**Work instructions**
Write out the material again word for word, dropping any images it holds.
####
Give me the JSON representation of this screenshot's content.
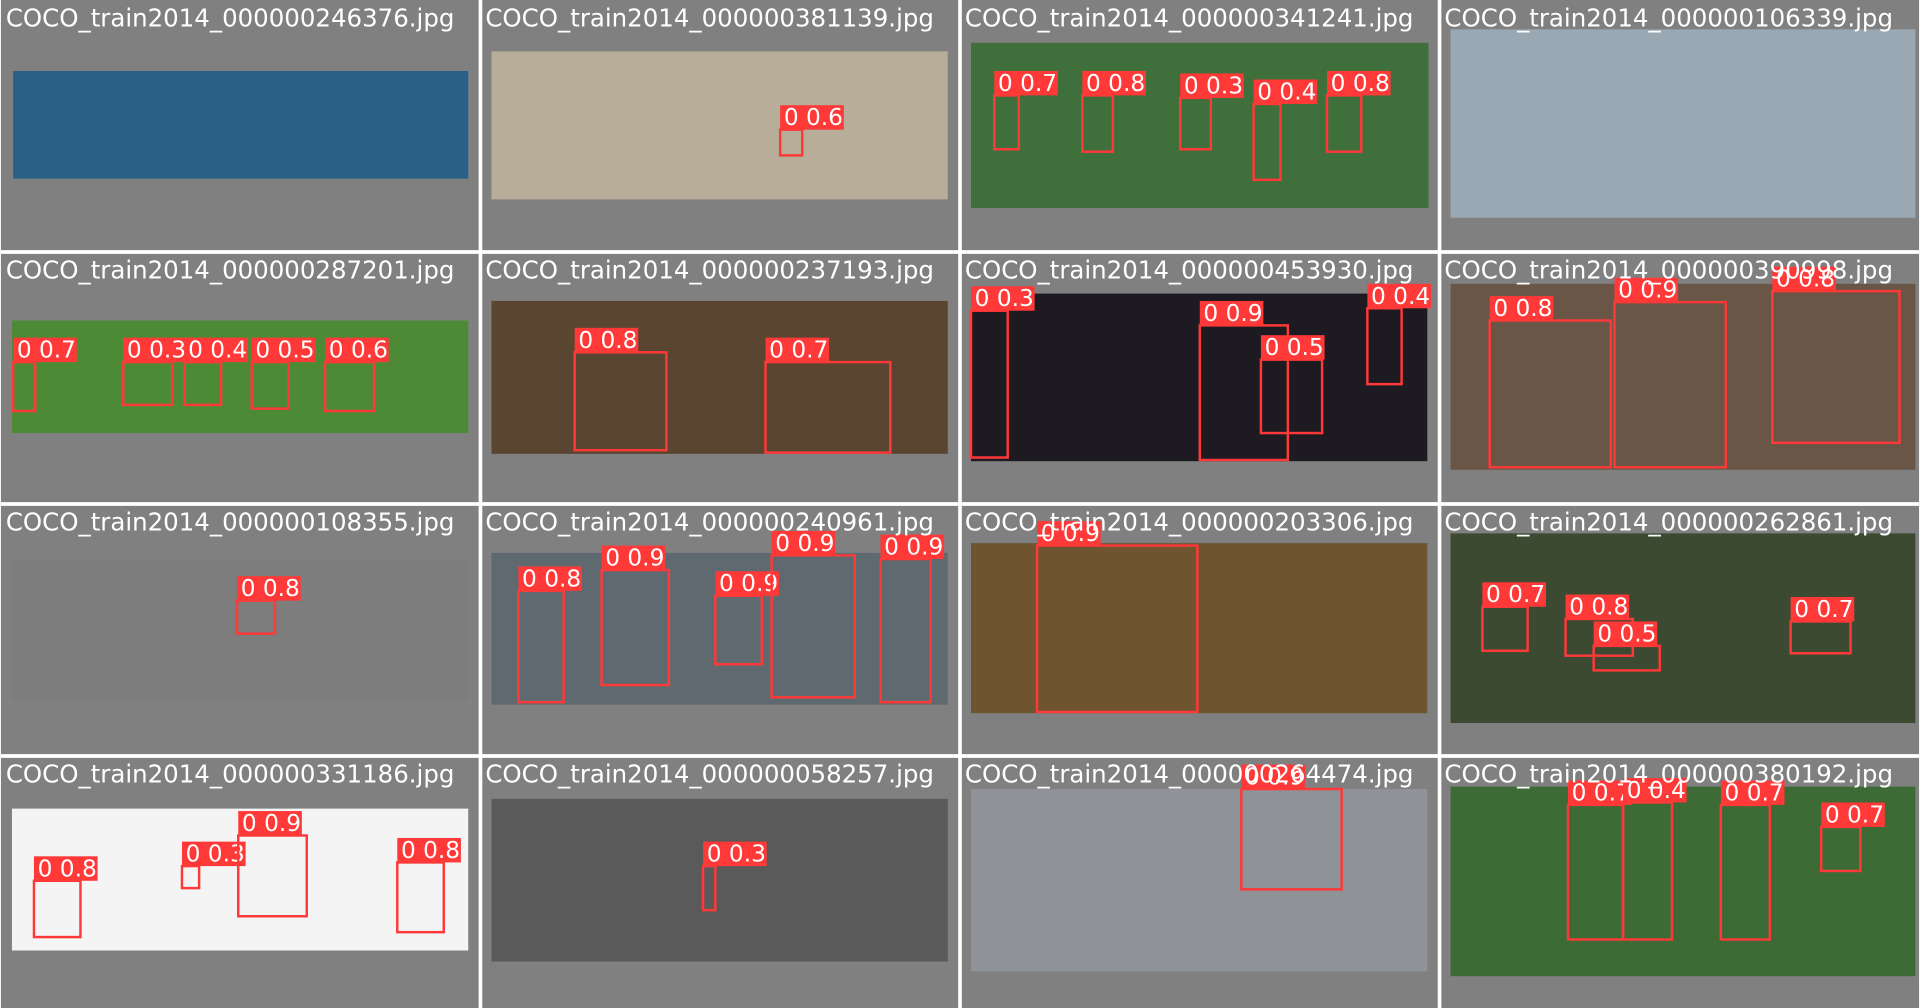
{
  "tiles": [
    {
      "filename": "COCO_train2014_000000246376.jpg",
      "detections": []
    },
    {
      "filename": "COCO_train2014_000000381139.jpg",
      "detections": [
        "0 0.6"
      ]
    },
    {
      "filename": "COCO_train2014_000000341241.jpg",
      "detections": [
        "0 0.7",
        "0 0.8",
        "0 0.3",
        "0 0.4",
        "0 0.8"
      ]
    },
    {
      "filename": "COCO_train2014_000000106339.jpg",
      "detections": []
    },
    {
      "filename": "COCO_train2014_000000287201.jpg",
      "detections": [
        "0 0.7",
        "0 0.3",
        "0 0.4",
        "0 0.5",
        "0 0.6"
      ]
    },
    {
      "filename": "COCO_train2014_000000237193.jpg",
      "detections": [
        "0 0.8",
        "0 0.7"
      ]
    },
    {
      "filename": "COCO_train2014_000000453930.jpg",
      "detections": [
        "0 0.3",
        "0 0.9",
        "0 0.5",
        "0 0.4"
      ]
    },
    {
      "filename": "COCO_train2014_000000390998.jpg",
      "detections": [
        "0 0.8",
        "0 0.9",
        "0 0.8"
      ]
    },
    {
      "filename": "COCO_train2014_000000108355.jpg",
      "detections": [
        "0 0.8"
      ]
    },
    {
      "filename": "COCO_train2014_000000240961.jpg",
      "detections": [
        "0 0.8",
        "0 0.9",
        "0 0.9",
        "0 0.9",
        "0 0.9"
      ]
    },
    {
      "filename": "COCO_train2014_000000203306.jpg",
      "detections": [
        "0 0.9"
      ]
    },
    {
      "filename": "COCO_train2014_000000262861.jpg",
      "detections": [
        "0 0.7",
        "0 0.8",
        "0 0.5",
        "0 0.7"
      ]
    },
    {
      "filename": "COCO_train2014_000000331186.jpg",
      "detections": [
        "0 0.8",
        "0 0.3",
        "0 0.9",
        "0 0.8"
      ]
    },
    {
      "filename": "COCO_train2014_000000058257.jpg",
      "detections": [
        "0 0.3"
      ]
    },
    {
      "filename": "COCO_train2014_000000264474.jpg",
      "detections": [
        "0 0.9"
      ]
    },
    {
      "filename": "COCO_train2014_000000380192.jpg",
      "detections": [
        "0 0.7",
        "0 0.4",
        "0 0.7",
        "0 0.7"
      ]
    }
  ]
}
####
**Expected answer**
Give me the JSON representation of this screenshot's content.
{
  "tiles": [
    {
      "filename": "COCO_train2014_000000246376.jpg",
      "detections": []
    },
    {
      "filename": "COCO_train2014_000000381139.jpg",
      "detections": [
        "0 0.6"
      ]
    },
    {
      "filename": "COCO_train2014_000000341241.jpg",
      "detections": [
        "0 0.7",
        "0 0.8",
        "0 0.3",
        "0 0.4",
        "0 0.8"
      ]
    },
    {
      "filename": "COCO_train2014_000000106339.jpg",
      "detections": []
    },
    {
      "filename": "COCO_train2014_000000287201.jpg",
      "detections": [
        "0 0.7",
        "0 0.3",
        "0 0.4",
        "0 0.5",
        "0 0.6"
      ]
    },
    {
      "filename": "COCO_train2014_000000237193.jpg",
      "detections": [
        "0 0.8",
        "0 0.7"
      ]
    },
    {
      "filename": "COCO_train2014_000000453930.jpg",
      "detections": [
        "0 0.3",
        "0 0.9",
        "0 0.5",
        "0 0.4"
      ]
    },
    {
      "filename": "COCO_train2014_000000390998.jpg",
      "detections": [
        "0 0.8",
        "0 0.9",
        "0 0.8"
      ]
    },
    {
      "filename": "COCO_train2014_000000108355.jpg",
      "detections": [
        "0 0.8"
      ]
    },
    {
      "filename": "COCO_train2014_000000240961.jpg",
      "detections": [
        "0 0.8",
        "0 0.9",
        "0 0.9",
        "0 0.9",
        "0 0.9"
      ]
    },
    {
      "filename": "COCO_train2014_000000203306.jpg",
      "detections": [
        "0 0.9"
      ]
    },
    {
      "filename": "COCO_train2014_000000262861.jpg",
      "detections": [
        "0 0.7",
        "0 0.8",
        "0 0.5",
        "0 0.7"
      ]
    },
    {
      "filename": "COCO_train2014_000000331186.jpg",
      "detections": [
        "0 0.8",
        "0 0.3",
        "0 0.9",
        "0 0.8"
      ]
    },
    {
      "filename": "COCO_train2014_000000058257.jpg",
      "detections": [
        "0 0.3"
      ]
    },
    {
      "filename": "COCO_train2014_000000264474.jpg",
      "detections": [
        "0 0.9"
      ]
    },
    {
      "filename": "COCO_train2014_000000380192.jpg",
      "detections": [
        "0 0.7",
        "0 0.4",
        "0 0.7",
        "0 0.7"
      ]
    }
  ]
}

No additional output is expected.